** start of Task inputs **

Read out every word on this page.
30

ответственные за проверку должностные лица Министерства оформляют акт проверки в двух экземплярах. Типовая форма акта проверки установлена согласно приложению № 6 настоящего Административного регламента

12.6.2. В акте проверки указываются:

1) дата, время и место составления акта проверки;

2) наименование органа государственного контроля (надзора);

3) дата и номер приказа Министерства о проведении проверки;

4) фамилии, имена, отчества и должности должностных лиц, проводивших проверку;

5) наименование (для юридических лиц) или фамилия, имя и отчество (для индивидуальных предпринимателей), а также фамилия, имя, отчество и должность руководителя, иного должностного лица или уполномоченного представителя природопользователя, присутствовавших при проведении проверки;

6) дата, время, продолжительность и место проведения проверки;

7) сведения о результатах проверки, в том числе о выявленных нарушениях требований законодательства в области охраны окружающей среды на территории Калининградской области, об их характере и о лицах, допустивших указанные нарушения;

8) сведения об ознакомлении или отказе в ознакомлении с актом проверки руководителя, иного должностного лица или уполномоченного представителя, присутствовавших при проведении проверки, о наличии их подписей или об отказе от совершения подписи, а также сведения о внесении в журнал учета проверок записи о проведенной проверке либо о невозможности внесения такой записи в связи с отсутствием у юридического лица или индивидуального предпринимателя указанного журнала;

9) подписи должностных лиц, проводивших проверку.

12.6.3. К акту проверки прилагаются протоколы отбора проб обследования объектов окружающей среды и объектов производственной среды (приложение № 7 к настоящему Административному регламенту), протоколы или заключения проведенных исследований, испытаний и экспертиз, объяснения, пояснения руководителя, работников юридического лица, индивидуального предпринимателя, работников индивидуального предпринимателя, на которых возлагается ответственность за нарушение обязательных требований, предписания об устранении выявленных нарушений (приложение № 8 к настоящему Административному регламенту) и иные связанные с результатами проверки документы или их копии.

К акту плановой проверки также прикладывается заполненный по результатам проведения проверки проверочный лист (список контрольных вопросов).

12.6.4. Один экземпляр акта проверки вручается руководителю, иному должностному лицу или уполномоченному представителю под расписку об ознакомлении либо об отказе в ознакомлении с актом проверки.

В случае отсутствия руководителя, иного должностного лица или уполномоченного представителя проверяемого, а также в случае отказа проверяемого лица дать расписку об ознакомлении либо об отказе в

** end of Task inputs **
** start of Task inputs **

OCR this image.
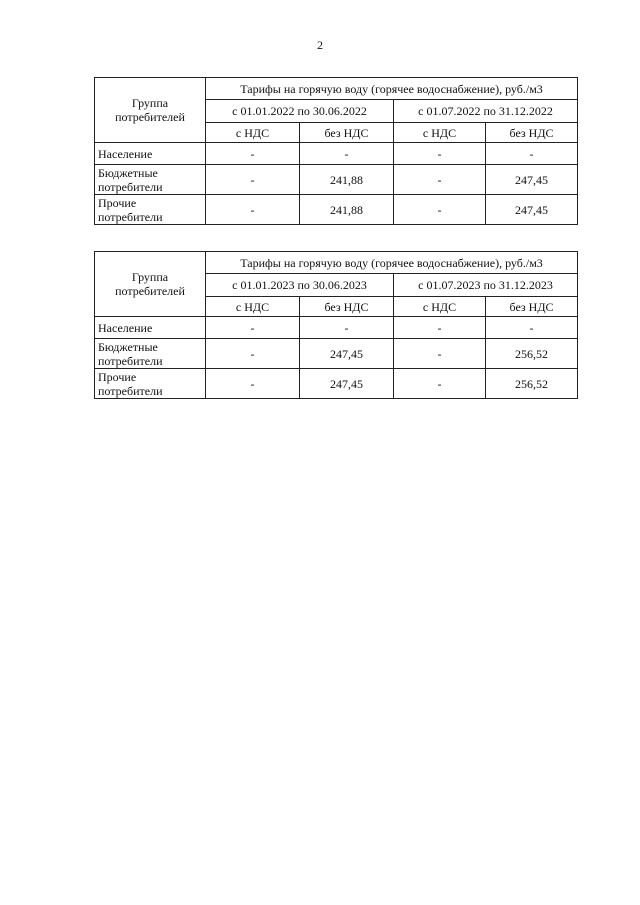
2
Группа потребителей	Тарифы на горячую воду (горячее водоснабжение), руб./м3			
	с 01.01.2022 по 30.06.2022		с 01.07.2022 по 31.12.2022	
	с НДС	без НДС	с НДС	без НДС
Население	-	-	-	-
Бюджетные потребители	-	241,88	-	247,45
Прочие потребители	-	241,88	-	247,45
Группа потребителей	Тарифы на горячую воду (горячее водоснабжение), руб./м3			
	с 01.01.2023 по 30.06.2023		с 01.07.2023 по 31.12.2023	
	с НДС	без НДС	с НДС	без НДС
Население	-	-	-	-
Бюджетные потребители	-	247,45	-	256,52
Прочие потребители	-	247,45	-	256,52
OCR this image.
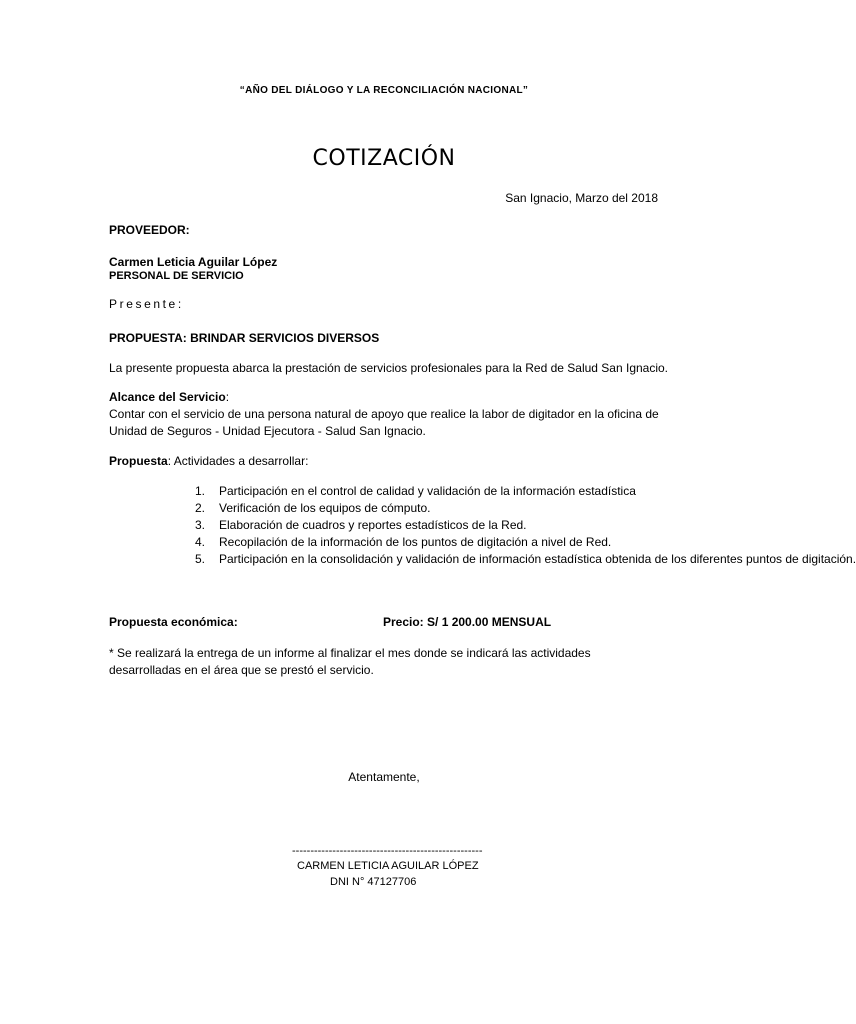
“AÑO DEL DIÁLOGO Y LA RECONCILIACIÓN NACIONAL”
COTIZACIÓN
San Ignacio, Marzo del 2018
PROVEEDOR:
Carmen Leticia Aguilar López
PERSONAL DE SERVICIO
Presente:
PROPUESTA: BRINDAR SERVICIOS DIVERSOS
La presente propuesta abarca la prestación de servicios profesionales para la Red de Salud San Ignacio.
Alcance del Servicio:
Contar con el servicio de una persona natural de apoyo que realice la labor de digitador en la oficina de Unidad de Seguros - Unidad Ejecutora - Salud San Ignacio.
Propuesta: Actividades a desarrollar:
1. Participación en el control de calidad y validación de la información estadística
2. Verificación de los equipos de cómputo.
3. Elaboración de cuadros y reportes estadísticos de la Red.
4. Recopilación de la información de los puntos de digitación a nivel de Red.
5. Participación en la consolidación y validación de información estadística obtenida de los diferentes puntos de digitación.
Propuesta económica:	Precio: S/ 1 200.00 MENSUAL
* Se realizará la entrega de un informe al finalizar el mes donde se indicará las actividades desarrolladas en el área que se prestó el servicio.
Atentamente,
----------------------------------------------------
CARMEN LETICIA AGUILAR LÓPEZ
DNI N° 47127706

** end of Task inputs **
** start of Task inputs **

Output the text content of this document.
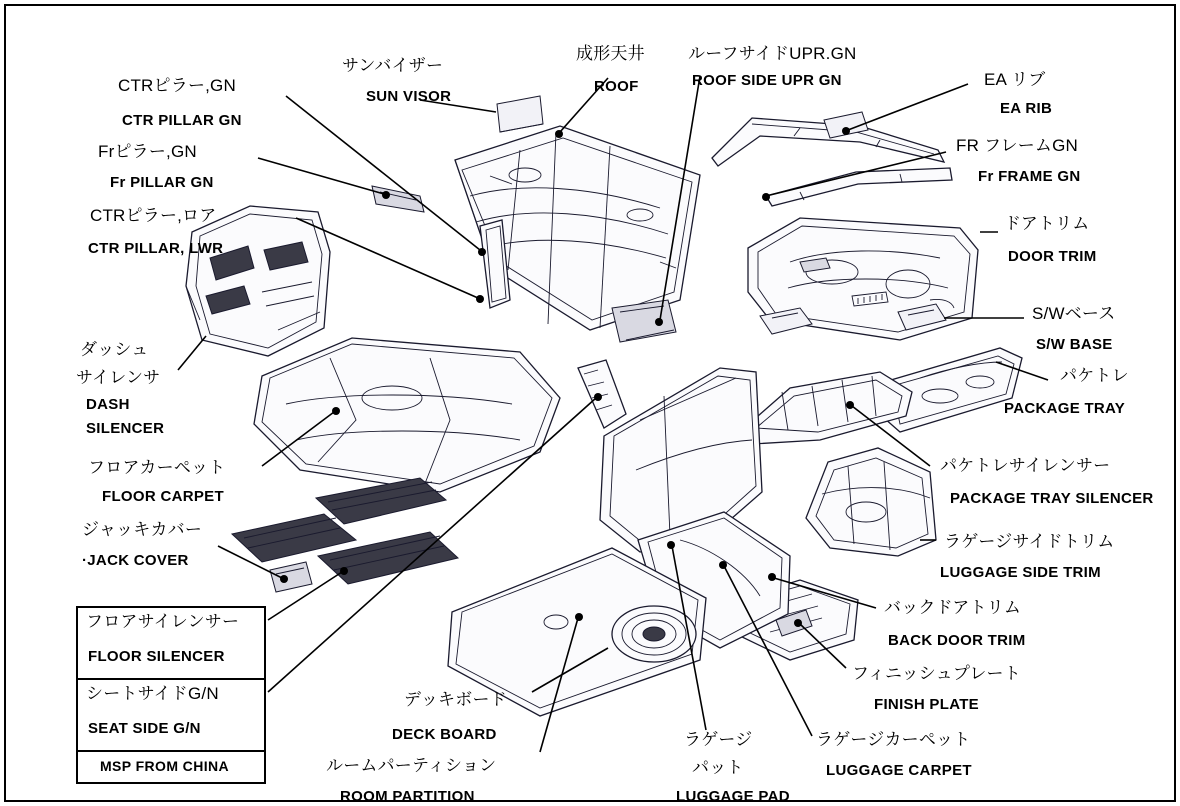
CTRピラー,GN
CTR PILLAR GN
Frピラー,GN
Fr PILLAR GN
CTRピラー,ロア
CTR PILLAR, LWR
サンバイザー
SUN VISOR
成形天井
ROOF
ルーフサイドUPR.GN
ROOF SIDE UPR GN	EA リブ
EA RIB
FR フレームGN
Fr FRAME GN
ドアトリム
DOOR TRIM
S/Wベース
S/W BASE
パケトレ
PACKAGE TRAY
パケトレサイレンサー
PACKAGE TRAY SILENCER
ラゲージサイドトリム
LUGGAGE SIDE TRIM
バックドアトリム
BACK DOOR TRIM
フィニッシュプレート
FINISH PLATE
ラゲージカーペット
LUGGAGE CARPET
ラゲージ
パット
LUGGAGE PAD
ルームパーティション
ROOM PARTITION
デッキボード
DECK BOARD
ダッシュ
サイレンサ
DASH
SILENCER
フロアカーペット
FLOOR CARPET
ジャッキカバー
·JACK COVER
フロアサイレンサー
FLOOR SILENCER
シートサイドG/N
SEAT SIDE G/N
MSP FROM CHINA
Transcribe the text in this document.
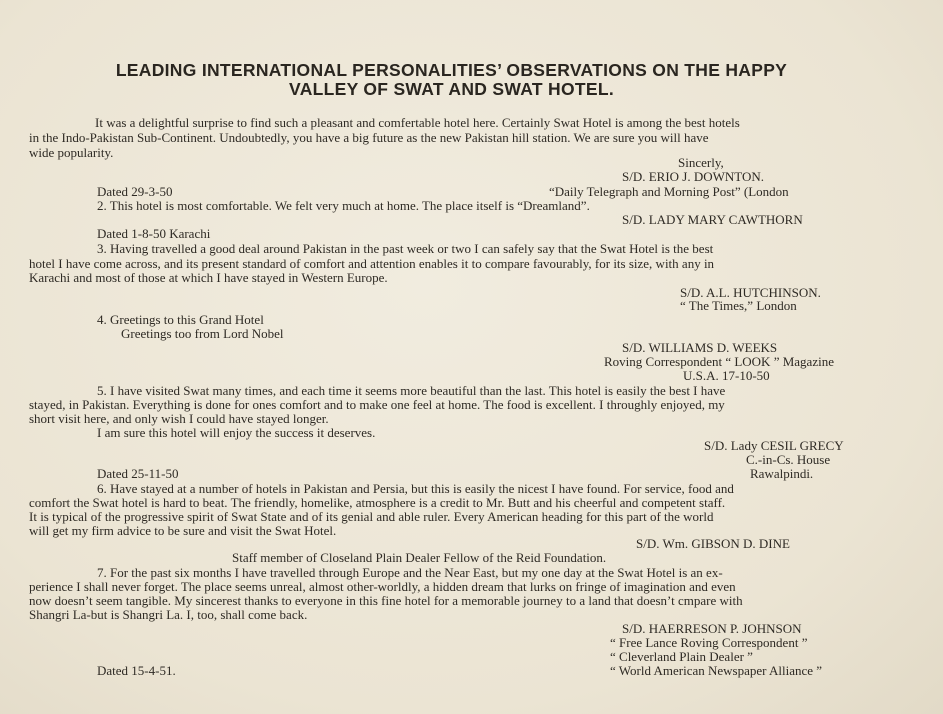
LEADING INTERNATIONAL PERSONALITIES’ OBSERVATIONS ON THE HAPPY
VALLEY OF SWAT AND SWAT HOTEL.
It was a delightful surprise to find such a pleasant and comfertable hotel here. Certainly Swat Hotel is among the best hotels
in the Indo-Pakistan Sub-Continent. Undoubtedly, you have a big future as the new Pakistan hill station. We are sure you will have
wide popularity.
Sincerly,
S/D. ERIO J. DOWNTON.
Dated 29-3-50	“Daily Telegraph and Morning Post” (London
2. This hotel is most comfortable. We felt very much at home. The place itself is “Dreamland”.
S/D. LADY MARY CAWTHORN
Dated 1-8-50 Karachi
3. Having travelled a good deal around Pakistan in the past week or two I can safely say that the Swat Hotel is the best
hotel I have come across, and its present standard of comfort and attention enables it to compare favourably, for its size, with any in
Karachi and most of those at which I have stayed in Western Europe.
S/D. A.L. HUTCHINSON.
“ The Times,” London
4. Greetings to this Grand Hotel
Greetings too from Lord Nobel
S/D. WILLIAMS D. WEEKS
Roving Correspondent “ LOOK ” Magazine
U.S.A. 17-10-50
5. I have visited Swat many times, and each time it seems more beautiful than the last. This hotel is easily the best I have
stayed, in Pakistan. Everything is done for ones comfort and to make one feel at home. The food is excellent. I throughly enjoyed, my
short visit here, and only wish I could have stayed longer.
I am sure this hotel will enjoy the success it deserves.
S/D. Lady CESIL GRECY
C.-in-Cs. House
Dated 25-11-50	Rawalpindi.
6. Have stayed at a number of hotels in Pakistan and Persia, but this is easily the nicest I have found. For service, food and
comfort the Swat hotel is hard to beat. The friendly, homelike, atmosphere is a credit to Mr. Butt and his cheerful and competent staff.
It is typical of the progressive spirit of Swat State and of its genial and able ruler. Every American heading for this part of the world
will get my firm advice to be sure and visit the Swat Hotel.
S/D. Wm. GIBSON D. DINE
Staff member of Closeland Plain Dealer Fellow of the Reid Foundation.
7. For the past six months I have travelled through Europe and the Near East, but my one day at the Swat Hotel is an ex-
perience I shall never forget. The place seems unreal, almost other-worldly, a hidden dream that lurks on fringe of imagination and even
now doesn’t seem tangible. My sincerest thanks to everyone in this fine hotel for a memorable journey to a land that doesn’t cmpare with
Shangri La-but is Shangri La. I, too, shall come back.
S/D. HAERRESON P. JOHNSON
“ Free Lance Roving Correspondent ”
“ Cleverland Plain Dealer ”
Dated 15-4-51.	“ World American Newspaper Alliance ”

** end of Task inputs **

Exercise description:
Scan the data above; copy every line where "shall" appears.

Task solution:
perience I shall never forget. The place seems unreal, almost other-worldly, a hidden dream that lurks on fringe of imagination and even
Shangri La-but is Shangri La. I, too, shall come back.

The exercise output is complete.